— start —

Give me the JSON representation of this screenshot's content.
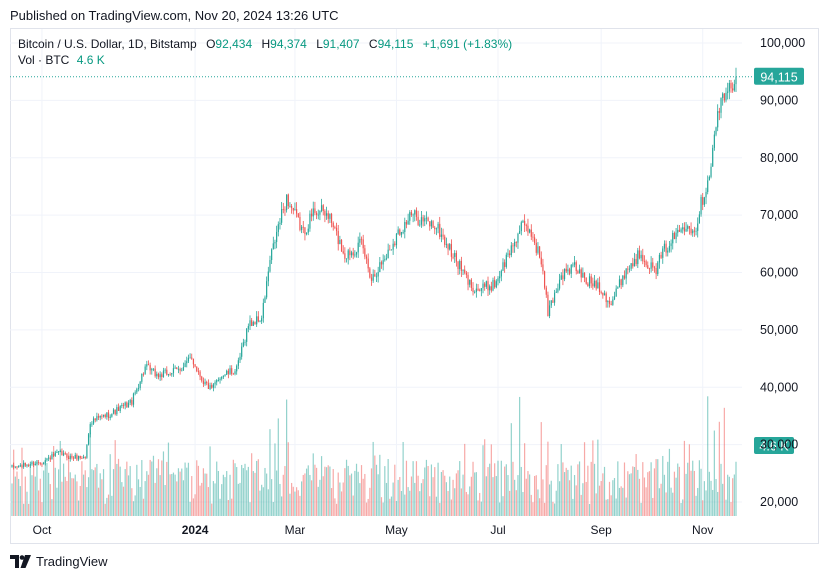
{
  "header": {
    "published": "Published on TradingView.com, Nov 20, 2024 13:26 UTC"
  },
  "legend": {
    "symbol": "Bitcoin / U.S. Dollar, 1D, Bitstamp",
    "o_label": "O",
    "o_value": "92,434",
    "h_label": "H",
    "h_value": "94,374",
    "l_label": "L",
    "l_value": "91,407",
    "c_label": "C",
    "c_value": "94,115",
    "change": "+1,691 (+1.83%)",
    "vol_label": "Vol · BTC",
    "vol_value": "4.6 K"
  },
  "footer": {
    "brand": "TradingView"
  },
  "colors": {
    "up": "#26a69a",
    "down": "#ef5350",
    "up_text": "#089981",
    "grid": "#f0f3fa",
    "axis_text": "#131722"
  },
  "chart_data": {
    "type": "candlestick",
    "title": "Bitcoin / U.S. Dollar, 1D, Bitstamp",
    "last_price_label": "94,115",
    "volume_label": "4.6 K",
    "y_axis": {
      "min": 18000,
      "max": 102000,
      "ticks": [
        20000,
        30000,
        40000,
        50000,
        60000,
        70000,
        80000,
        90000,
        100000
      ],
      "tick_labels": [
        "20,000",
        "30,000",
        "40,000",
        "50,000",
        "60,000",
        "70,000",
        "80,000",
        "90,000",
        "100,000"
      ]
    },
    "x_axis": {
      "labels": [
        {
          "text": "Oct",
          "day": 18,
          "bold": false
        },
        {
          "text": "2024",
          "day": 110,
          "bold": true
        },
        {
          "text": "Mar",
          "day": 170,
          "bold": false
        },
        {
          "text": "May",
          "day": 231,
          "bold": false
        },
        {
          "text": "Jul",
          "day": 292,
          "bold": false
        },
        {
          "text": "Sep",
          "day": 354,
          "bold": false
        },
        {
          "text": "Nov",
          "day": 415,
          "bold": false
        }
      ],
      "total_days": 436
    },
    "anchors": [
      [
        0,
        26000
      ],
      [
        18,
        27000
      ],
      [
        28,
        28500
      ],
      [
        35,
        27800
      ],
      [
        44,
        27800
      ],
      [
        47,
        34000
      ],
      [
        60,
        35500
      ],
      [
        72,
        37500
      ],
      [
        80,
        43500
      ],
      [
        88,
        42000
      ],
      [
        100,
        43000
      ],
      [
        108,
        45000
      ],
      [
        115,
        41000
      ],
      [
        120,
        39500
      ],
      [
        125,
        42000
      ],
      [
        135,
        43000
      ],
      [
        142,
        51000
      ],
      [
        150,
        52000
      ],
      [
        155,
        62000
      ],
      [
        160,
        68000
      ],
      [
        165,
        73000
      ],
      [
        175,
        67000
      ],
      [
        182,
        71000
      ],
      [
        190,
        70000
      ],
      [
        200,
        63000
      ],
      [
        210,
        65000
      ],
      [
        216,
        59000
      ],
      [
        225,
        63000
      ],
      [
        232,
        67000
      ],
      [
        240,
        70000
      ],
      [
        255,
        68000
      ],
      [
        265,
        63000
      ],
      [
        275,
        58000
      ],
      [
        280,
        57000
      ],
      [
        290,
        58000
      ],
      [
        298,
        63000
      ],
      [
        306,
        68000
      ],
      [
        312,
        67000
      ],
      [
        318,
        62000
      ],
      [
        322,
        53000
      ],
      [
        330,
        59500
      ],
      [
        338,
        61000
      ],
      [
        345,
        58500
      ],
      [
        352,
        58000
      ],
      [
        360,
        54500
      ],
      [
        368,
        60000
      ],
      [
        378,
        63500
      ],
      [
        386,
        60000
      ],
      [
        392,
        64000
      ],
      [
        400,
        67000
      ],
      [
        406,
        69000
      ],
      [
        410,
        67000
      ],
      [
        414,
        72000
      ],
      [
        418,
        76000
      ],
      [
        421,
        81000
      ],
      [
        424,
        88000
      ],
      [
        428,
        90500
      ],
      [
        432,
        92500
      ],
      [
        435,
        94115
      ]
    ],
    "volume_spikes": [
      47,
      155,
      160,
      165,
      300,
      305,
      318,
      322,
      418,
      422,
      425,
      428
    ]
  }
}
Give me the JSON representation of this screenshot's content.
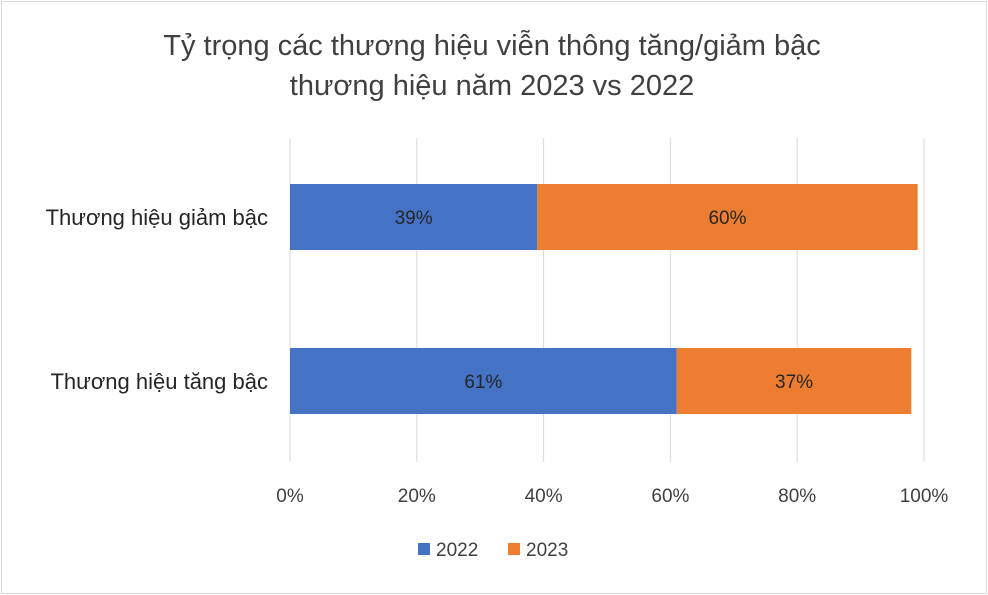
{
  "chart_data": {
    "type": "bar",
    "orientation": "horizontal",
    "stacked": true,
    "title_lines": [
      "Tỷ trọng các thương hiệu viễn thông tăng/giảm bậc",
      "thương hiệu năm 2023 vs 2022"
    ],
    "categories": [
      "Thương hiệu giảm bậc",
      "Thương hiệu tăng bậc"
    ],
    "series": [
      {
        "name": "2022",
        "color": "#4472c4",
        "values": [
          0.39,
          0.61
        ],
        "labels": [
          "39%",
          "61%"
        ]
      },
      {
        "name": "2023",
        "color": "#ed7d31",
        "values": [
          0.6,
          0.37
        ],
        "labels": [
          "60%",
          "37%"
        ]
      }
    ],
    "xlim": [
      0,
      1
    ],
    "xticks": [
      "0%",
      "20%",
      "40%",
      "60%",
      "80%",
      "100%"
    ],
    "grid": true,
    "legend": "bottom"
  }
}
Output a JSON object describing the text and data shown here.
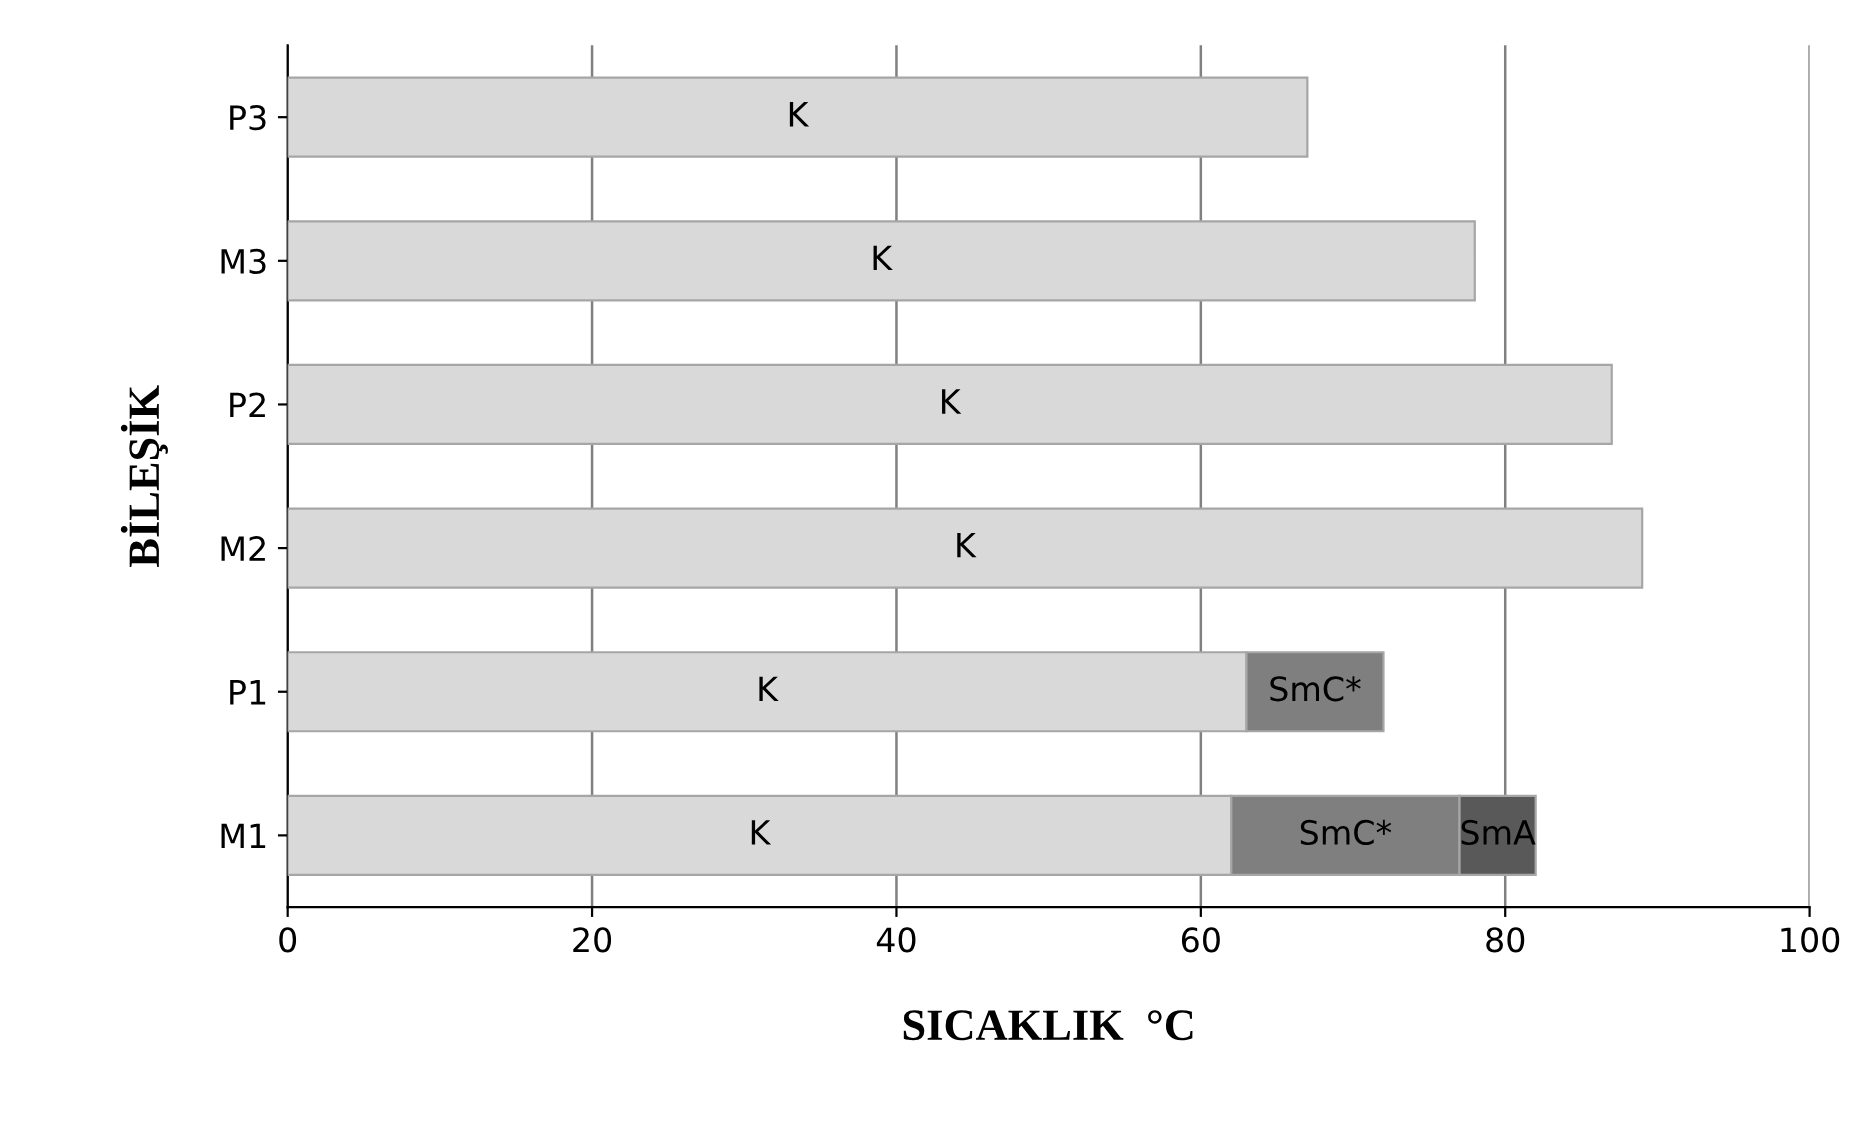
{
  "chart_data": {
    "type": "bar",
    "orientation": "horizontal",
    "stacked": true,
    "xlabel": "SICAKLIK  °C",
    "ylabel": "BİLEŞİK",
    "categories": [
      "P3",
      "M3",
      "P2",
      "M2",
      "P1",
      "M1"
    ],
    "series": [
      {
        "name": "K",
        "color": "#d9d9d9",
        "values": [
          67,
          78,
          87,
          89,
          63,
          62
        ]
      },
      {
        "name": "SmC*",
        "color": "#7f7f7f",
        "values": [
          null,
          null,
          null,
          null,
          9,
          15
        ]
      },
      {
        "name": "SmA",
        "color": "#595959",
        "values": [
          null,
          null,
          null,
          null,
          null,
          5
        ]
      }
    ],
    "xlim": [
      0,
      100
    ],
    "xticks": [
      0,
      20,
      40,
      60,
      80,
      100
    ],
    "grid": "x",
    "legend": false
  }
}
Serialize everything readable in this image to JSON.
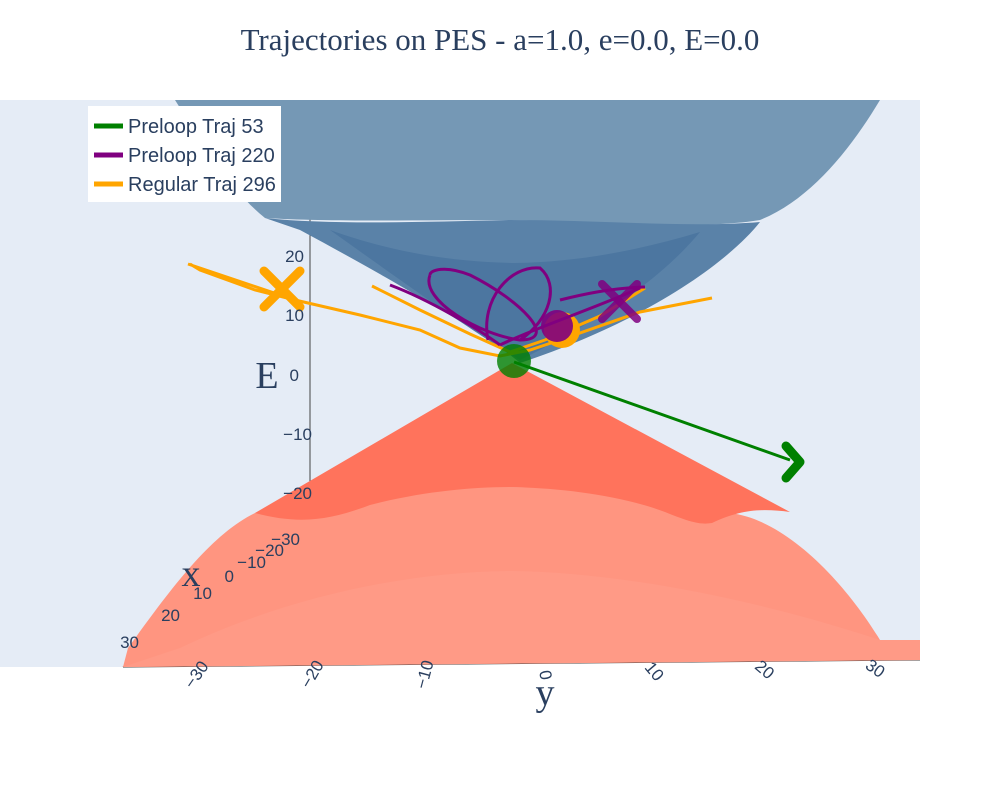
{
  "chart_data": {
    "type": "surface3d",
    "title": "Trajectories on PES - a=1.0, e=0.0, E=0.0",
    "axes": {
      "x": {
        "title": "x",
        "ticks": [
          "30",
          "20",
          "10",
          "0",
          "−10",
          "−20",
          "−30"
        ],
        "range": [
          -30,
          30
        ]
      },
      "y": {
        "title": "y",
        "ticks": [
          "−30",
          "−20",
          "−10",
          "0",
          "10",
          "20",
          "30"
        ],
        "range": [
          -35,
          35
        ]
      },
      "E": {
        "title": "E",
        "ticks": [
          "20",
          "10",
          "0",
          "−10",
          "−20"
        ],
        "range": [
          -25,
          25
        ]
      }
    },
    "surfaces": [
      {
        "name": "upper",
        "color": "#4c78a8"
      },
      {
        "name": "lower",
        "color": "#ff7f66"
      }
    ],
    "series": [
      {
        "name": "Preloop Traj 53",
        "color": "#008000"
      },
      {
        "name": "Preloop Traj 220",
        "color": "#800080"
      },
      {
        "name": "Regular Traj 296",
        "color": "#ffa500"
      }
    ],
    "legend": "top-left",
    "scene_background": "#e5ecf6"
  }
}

— end —

Return the material word for word. Pictures are not part of the copy.

* Answer to the exercise:
Give me the JSON representation of this screenshot's content.
{
  "header": {
    "published": "Published on TradingView.com, Nov 20, 2024 13:26 UTC"
  },
  "legend": {
    "symbol": "Bitcoin / U.S. Dollar, 1D, Bitstamp",
    "o_label": "O",
    "o_value": "92,434",
    "h_label": "H",
    "h_value": "94,374",
    "l_label": "L",
    "l_value": "91,407",
    "c_label": "C",
    "c_value": "94,115",
    "change": "+1,691 (+1.83%)",
    "vol_label": "Vol · BTC",
    "vol_value": "4.6 K"
  },
  "footer": {
    "brand": "TradingView"
  },
  "colors": {
    "up": "#26a69a",
    "down": "#ef5350",
    "up_text": "#089981",
    "grid": "#f0f3fa",
    "axis_text": "#131722"
  },
  "chart_data": {
    "type": "candlestick",
    "title": "Bitcoin / U.S. Dollar, 1D, Bitstamp",
    "last_price_label": "94,115",
    "volume_label": "4.6 K",
    "y_axis": {
      "min": 18000,
      "max": 102000,
      "ticks": [
        20000,
        30000,
        40000,
        50000,
        60000,
        70000,
        80000,
        90000,
        100000
      ],
      "tick_labels": [
        "20,000",
        "30,000",
        "40,000",
        "50,000",
        "60,000",
        "70,000",
        "80,000",
        "90,000",
        "100,000"
      ]
    },
    "x_axis": {
      "labels": [
        {
          "text": "Oct",
          "day": 18,
          "bold": false
        },
        {
          "text": "2024",
          "day": 110,
          "bold": true
        },
        {
          "text": "Mar",
          "day": 170,
          "bold": false
        },
        {
          "text": "May",
          "day": 231,
          "bold": false
        },
        {
          "text": "Jul",
          "day": 292,
          "bold": false
        },
        {
          "text": "Sep",
          "day": 354,
          "bold": false
        },
        {
          "text": "Nov",
          "day": 415,
          "bold": false
        }
      ],
      "total_days": 436
    },
    "anchors": [
      [
        0,
        26000
      ],
      [
        18,
        27000
      ],
      [
        28,
        28500
      ],
      [
        35,
        27800
      ],
      [
        44,
        27800
      ],
      [
        47,
        34000
      ],
      [
        60,
        35500
      ],
      [
        72,
        37500
      ],
      [
        80,
        43500
      ],
      [
        88,
        42000
      ],
      [
        100,
        43000
      ],
      [
        108,
        45000
      ],
      [
        115,
        41000
      ],
      [
        120,
        39500
      ],
      [
        125,
        42000
      ],
      [
        135,
        43000
      ],
      [
        142,
        51000
      ],
      [
        150,
        52000
      ],
      [
        155,
        62000
      ],
      [
        160,
        68000
      ],
      [
        165,
        73000
      ],
      [
        175,
        67000
      ],
      [
        182,
        71000
      ],
      [
        190,
        70000
      ],
      [
        200,
        63000
      ],
      [
        210,
        65000
      ],
      [
        216,
        59000
      ],
      [
        225,
        63000
      ],
      [
        232,
        67000
      ],
      [
        240,
        70000
      ],
      [
        255,
        68000
      ],
      [
        265,
        63000
      ],
      [
        275,
        58000
      ],
      [
        280,
        57000
      ],
      [
        290,
        58000
      ],
      [
        298,
        63000
      ],
      [
        306,
        68000
      ],
      [
        312,
        67000
      ],
      [
        318,
        62000
      ],
      [
        322,
        53000
      ],
      [
        330,
        59500
      ],
      [
        338,
        61000
      ],
      [
        345,
        58500
      ],
      [
        352,
        58000
      ],
      [
        360,
        54500
      ],
      [
        368,
        60000
      ],
      [
        378,
        63500
      ],
      [
        386,
        60000
      ],
      [
        392,
        64000
      ],
      [
        400,
        67000
      ],
      [
        406,
        69000
      ],
      [
        410,
        67000
      ],
      [
        414,
        72000
      ],
      [
        418,
        76000
      ],
      [
        421,
        81000
      ],
      [
        424,
        88000
      ],
      [
        428,
        90500
      ],
      [
        432,
        92500
      ],
      [
        435,
        94115
      ]
    ],
    "volume_spikes": [
      47,
      155,
      160,
      165,
      300,
      305,
      318,
      322,
      418,
      422,
      425,
      428
    ]
  }
}
Give me the JSON representation of this screenshot's content.
{
  "chart_data": {
    "type": "bar",
    "orientation": "horizontal",
    "stacked": true,
    "title_lines": [
      "Tỷ trọng các thương hiệu viễn thông tăng/giảm bậc",
      "thương hiệu năm 2023 vs 2022"
    ],
    "categories": [
      "Thương hiệu giảm bậc",
      "Thương hiệu tăng bậc"
    ],
    "series": [
      {
        "name": "2022",
        "color": "#4472c4",
        "values": [
          0.39,
          0.61
        ],
        "labels": [
          "39%",
          "61%"
        ]
      },
      {
        "name": "2023",
        "color": "#ed7d31",
        "values": [
          0.6,
          0.37
        ],
        "labels": [
          "60%",
          "37%"
        ]
      }
    ],
    "xlim": [
      0,
      1
    ],
    "xticks": [
      "0%",
      "20%",
      "40%",
      "60%",
      "80%",
      "100%"
    ],
    "grid": true,
    "legend": "bottom"
  }
}
Output a JSON object describing the text and data shown here.
{
  "chart_data": {
    "type": "bar",
    "orientation": "horizontal",
    "stacked": true,
    "xlabel": "SICAKLIK  °C",
    "ylabel": "BİLEŞİK",
    "categories": [
      "P3",
      "M3",
      "P2",
      "M2",
      "P1",
      "M1"
    ],
    "series": [
      {
        "name": "K",
        "color": "#d9d9d9",
        "values": [
          67,
          78,
          87,
          89,
          63,
          62
        ]
      },
      {
        "name": "SmC*",
        "color": "#7f7f7f",
        "values": [
          null,
          null,
          null,
          null,
          9,
          15
        ]
      },
      {
        "name": "SmA",
        "color": "#595959",
        "values": [
          null,
          null,
          null,
          null,
          null,
          5
        ]
      }
    ],
    "xlim": [
      0,
      100
    ],
    "xticks": [
      0,
      20,
      40,
      60,
      80,
      100
    ],
    "grid": "x",
    "legend": false
  }
}
Serialize everything readable in this image to JSON.
{
  "chart_data": {
    "type": "surface3d",
    "title": "Trajectories on PES - a=1.0, e=0.0, E=0.0",
    "axes": {
      "x": {
        "title": "x",
        "ticks": [
          "30",
          "20",
          "10",
          "0",
          "−10",
          "−20",
          "−30"
        ],
        "range": [
          -30,
          30
        ]
      },
      "y": {
        "title": "y",
        "ticks": [
          "−30",
          "−20",
          "−10",
          "0",
          "10",
          "20",
          "30"
        ],
        "range": [
          -35,
          35
        ]
      },
      "E": {
        "title": "E",
        "ticks": [
          "20",
          "10",
          "0",
          "−10",
          "−20"
        ],
        "range": [
          -25,
          25
        ]
      }
    },
    "surfaces": [
      {
        "name": "upper",
        "color": "#4c78a8"
      },
      {
        "name": "lower",
        "color": "#ff7f66"
      }
    ],
    "series": [
      {
        "name": "Preloop Traj 53",
        "color": "#008000"
      },
      {
        "name": "Preloop Traj 220",
        "color": "#800080"
      },
      {
        "name": "Regular Traj 296",
        "color": "#ffa500"
      }
    ],
    "legend": "top-left",
    "scene_background": "#e5ecf6"
  }
}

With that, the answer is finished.